An FBI agent, suspended for three weeks without pay by FBI Director Clarence M. Kelley for allegedly living out of wedlock with a woman, violated Virginia law and was lucky he was not prosecuted or fired, according to arguments filed in court on behalf of the FBI.

The government said that the agent, Jack T. Colwell, may have violated the Virginia code, which prohibits fornication and lewd and lascivious cohabitation. The crimes are punishable by $100 and $500 fines, respectively.

In addition, Colwell may have violated the Department of Justice's Code of Conduct, which prohibits "criminal, dishonest, immoral, infamous or notoriously disgraceful conduct." The FBI punishment for such offenses ranges from an oral reprimand to removal from office, the government contends.

Because Kelley's position is backed up by Virginia law and the FBI's code and schedule of punishment, his decision to censure Colwell was not arbitrary but "lenient", the government said.

Colwell filed a suit against the FBI Oct. 19 in U.S. District Court in Alexandria because as a result of his alleged living arrangements he was suspended from his position at the Washington Field office and was transferred to New York Kelley sent a letter to Colwell saying he had "engaged in indiscretions which reflect unfavorably on your moral character and which are not in keeping with the high standards expected of employees of the FBI. This conduct on your part is inexusable and will not be tolerated by me," Kelley said.

Colwell said in his suit that his "conduct is neither immoral under current standards nor disrespective of the high standard of conduct expected by the FBI . . ."

# # #

Continue the news report on the suspended FBI agent from its final sentence onward.

(Layout dataset entries)
# # #

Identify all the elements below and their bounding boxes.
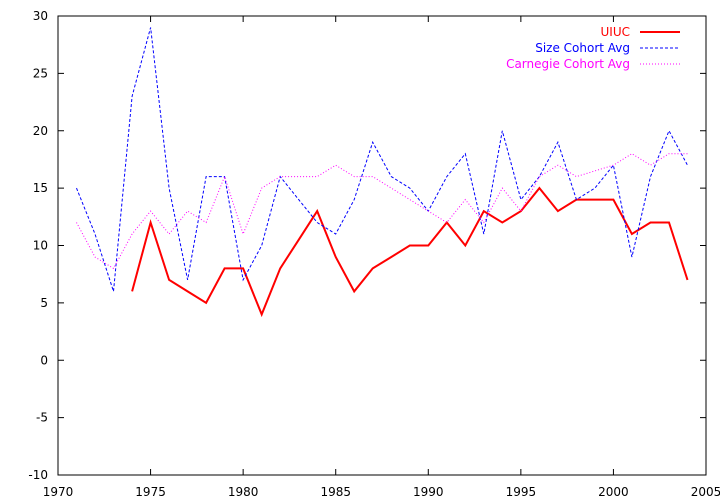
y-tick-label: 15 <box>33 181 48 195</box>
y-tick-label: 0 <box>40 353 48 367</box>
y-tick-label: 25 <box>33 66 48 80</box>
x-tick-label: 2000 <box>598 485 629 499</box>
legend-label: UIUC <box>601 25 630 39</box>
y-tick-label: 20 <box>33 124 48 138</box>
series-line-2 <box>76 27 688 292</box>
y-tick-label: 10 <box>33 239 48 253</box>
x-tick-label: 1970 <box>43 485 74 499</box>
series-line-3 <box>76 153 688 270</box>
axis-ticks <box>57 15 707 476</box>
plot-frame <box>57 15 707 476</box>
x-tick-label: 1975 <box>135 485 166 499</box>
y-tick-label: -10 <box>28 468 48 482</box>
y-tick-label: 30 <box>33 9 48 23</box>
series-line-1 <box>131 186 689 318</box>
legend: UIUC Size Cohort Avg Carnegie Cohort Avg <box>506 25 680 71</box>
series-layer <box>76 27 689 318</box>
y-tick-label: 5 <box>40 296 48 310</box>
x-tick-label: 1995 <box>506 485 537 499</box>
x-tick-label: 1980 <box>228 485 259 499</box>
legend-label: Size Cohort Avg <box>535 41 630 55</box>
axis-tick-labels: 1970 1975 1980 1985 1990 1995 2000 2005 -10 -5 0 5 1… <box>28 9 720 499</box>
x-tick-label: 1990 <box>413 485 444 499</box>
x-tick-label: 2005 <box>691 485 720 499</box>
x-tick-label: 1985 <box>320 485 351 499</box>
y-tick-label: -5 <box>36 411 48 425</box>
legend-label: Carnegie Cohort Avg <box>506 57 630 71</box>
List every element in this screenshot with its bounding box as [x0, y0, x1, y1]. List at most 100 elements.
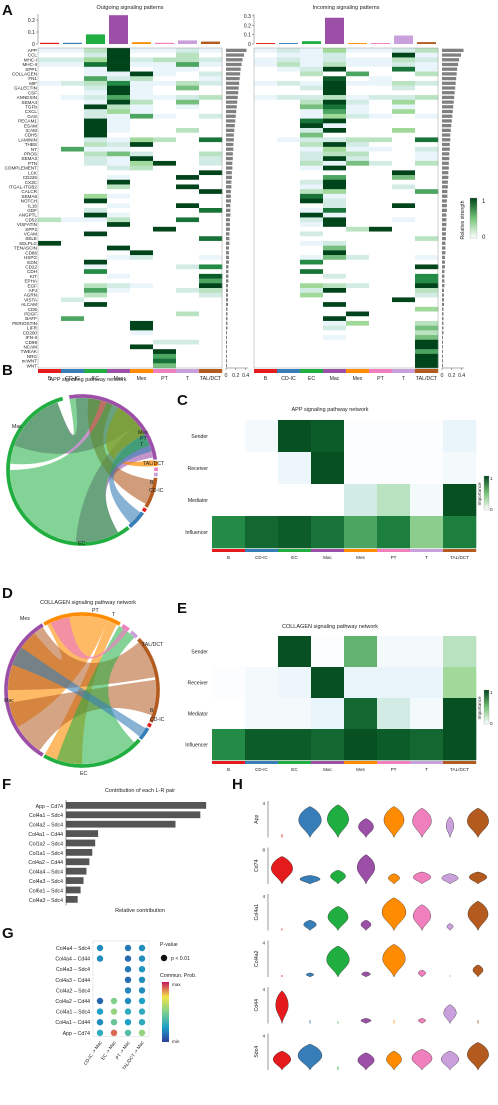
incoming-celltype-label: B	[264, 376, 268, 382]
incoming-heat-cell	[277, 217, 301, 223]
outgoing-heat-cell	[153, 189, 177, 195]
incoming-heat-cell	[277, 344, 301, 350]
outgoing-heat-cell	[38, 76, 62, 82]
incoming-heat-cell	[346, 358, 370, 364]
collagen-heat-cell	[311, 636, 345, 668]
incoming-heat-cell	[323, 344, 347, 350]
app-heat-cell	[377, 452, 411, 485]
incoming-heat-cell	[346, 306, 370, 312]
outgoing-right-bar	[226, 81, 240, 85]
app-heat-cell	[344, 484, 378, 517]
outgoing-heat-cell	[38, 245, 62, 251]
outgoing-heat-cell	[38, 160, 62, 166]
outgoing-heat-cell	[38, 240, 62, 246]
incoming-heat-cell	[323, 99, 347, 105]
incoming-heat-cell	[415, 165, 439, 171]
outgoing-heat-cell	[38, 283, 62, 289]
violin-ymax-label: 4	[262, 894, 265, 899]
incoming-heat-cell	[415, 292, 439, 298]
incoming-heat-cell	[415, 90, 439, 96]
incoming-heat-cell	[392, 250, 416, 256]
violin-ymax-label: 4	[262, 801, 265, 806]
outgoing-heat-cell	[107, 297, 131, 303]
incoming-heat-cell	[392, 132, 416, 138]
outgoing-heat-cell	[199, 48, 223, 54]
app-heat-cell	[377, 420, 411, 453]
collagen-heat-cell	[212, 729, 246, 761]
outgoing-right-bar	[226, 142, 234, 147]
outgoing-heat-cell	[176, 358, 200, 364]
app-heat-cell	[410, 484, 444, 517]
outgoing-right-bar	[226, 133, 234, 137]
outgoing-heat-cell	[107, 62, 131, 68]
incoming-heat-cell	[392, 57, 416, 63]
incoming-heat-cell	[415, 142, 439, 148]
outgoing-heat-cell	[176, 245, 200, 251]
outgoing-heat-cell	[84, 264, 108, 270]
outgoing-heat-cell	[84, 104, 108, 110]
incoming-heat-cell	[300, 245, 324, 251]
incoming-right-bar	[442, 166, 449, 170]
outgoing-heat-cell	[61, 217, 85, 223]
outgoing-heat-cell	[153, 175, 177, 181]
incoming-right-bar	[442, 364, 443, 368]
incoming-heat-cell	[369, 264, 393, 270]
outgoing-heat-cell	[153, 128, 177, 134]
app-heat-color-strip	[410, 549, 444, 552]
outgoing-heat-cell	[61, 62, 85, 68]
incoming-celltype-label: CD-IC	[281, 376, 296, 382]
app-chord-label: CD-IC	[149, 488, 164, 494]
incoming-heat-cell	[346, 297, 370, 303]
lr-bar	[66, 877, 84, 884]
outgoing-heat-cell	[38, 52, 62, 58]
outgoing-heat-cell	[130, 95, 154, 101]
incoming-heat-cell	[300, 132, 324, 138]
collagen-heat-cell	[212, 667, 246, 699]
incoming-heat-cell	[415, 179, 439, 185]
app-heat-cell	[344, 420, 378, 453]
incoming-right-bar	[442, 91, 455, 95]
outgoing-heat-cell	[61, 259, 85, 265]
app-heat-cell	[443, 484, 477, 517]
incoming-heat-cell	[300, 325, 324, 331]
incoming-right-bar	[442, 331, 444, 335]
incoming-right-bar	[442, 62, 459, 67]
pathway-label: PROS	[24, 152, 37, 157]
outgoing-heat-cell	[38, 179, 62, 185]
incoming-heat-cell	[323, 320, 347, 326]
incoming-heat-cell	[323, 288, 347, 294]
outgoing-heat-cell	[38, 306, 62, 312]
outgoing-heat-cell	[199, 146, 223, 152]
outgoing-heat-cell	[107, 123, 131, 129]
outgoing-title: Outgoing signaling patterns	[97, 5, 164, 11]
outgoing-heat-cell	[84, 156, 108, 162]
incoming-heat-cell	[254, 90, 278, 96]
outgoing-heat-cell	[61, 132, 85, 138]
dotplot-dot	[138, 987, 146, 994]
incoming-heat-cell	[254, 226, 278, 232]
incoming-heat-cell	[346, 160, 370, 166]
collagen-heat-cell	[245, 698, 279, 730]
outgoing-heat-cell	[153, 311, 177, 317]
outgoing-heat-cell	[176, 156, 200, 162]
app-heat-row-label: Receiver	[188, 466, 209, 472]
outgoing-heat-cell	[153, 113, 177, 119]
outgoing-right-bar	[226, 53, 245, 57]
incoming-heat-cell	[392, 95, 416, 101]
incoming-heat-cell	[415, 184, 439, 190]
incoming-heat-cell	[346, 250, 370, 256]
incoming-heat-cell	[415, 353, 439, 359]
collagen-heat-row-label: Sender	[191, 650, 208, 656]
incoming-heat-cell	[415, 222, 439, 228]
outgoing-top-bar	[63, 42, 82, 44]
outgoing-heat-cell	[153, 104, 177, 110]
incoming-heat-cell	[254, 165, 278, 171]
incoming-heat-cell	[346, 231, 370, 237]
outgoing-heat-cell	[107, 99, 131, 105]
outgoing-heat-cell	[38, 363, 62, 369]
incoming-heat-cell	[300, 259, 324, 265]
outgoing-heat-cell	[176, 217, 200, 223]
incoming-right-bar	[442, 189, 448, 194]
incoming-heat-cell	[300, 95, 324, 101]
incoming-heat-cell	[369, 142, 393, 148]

# # #

Answer below ▸
But the government disagreed:

. . . "We note that insofar as the public's interest is concerned it seems apparent that the public has a right to expect its FBI agents to adhere to the rigorous code of conduct by which they agree to be bound, both on and off duty. This is so especially when dereliction there from results in transgressing state criminal law," the government contends.

U.S. attorneys also argue that Colwell will not be harmed by his transfer to New York, although Colwell alleges that he will.

When Colwell joined the FBI April 11, 1973, at a salary of $12,775, he signed a statement agreeing to be transferred where and when the FBI desired.

Colwell is seeking back pay for the period during which he was suspended, Sept. 29 through Oct. 20, deletion of any mention of the dispute from his personnel record and permission to stay in the FBI's Washington field office.

Cowell's request for a permanent injunction against his transfer was scheduled to be heard in court yesterday, but both sides agreed to continue the case indefinitely and try to settle it out of court, according to sources close to the case.

Both sides declined to comment.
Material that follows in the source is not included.